Dataset records:
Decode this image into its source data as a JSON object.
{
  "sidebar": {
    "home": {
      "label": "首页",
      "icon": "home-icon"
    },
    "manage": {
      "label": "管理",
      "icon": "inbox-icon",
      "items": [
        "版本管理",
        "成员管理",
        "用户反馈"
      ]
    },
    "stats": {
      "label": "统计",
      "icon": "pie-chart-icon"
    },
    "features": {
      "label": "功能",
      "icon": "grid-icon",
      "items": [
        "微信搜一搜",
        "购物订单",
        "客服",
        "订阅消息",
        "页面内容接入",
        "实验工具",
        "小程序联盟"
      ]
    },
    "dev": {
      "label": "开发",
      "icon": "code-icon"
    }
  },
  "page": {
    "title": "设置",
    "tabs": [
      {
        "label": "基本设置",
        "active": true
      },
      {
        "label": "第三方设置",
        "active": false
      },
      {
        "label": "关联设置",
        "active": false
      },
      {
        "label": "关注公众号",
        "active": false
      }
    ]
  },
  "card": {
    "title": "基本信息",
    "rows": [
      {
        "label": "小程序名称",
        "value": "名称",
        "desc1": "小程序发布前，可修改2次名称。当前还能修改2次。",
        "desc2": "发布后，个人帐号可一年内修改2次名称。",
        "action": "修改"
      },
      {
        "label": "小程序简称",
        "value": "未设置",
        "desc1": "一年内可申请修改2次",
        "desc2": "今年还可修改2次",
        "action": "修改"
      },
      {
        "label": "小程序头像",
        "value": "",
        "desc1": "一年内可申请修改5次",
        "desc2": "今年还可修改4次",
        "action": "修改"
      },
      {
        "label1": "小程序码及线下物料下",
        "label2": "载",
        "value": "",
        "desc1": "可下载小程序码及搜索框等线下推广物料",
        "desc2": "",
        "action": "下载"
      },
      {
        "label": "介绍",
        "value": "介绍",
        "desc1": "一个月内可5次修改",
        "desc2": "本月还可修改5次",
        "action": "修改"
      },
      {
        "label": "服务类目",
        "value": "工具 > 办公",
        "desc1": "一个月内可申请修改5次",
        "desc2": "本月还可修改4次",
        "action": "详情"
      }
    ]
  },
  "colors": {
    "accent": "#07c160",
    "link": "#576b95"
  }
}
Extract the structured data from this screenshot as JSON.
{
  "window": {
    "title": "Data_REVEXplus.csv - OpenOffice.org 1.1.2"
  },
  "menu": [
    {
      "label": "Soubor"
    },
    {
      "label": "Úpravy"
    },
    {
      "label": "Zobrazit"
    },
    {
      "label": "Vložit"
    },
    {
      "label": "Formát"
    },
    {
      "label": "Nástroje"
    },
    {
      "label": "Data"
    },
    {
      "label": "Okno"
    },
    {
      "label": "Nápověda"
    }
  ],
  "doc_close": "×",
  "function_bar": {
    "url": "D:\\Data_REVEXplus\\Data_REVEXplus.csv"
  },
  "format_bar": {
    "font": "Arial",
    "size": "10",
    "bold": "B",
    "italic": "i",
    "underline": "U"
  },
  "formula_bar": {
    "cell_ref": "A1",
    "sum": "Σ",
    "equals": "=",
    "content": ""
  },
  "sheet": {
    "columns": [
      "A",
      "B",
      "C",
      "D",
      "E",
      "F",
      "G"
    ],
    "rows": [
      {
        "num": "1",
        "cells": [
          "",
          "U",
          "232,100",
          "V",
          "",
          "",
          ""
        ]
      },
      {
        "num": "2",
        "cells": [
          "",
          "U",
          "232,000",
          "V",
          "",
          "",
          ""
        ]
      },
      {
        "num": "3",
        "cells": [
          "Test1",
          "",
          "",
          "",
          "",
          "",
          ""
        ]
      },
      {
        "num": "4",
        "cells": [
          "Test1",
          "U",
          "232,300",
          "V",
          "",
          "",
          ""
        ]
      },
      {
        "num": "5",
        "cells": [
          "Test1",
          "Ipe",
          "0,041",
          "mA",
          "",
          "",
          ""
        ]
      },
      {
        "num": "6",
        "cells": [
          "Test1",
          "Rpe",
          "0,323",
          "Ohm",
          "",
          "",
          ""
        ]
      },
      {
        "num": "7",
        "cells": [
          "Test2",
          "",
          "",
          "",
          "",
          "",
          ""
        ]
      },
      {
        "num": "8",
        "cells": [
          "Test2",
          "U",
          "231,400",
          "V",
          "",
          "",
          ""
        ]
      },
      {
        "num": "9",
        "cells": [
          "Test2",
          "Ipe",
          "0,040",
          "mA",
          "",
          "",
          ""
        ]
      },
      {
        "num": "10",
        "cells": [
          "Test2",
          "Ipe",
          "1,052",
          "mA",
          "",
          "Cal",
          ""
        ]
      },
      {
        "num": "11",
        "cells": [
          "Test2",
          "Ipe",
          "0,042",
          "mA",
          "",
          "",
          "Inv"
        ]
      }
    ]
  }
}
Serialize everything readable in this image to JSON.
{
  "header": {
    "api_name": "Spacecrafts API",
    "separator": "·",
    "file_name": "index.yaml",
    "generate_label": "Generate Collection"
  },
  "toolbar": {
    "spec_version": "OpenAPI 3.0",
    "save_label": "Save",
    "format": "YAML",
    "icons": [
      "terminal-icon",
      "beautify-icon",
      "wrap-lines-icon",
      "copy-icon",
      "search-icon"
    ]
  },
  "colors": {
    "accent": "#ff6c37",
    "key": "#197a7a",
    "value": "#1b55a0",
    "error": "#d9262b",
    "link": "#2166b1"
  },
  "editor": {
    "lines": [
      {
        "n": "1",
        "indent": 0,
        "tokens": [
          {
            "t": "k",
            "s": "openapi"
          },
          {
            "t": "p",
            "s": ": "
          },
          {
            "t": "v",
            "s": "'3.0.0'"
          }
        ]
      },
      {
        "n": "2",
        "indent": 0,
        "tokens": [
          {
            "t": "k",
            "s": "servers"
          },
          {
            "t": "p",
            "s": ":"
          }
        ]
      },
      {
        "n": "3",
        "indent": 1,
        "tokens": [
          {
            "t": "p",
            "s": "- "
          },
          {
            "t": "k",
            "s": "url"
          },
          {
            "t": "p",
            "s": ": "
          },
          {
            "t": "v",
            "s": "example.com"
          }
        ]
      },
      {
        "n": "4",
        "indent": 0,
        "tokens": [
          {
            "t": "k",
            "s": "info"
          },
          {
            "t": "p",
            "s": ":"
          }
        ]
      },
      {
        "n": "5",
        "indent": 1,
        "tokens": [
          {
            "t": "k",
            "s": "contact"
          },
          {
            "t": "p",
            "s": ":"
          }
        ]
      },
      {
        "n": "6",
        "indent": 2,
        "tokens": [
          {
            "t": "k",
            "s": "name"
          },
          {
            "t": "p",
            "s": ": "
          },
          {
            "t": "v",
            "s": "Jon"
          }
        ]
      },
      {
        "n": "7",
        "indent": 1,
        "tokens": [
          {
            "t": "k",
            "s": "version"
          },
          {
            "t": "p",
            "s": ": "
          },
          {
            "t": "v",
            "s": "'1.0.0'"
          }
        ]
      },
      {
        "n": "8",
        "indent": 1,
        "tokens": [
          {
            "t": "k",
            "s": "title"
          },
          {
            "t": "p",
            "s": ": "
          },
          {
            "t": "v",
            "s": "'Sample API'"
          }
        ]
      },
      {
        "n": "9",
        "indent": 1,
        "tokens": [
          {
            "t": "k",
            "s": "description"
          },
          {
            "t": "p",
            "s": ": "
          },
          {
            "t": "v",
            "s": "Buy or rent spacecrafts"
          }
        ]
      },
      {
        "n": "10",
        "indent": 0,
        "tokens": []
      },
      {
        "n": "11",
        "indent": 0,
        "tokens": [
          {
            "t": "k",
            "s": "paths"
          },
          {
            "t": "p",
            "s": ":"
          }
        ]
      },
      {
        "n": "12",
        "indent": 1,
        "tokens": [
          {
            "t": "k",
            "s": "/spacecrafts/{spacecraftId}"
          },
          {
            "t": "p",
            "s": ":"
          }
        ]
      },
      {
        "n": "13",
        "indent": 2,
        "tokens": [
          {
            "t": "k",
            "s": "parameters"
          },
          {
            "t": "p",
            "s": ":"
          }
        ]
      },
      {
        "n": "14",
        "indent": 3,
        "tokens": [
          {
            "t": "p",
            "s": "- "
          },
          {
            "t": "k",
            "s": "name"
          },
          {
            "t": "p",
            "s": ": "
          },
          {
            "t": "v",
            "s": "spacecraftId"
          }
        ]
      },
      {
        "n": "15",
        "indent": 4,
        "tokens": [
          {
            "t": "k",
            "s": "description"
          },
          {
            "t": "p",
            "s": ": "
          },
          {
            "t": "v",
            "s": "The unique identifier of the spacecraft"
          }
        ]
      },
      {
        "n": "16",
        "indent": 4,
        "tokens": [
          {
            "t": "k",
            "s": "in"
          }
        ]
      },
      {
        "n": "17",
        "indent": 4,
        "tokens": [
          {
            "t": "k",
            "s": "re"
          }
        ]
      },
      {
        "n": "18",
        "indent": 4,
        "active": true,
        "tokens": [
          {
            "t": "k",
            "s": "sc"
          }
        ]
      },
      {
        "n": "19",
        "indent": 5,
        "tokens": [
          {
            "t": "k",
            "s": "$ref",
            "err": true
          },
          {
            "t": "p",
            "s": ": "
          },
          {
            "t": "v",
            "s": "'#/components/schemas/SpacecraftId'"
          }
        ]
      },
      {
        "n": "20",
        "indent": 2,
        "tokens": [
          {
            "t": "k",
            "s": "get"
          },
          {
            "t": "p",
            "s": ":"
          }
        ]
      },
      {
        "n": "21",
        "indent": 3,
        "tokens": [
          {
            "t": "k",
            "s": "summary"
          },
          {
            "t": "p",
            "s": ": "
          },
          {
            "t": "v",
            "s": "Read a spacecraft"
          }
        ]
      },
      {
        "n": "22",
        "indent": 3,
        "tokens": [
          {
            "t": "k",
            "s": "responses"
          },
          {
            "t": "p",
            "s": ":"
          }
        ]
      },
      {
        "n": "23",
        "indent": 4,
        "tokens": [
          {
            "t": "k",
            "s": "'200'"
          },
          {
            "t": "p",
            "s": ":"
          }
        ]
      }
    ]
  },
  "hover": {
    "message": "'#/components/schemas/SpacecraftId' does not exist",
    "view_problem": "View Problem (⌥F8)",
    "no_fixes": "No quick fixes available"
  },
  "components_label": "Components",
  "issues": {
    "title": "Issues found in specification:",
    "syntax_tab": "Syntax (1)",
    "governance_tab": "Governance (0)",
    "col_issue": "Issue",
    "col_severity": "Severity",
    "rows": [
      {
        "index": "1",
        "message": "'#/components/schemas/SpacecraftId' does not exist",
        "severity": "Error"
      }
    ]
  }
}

To be done: Copy all lines from the material that hold "title".

Response to this exercise:
    "title": "设置",
    "title": "基本信息",
    "title": "Data_REVEXplus.csv - OpenOffice.org 1.1.2"
            "s": "title"
    "title": "Issues found in specification:",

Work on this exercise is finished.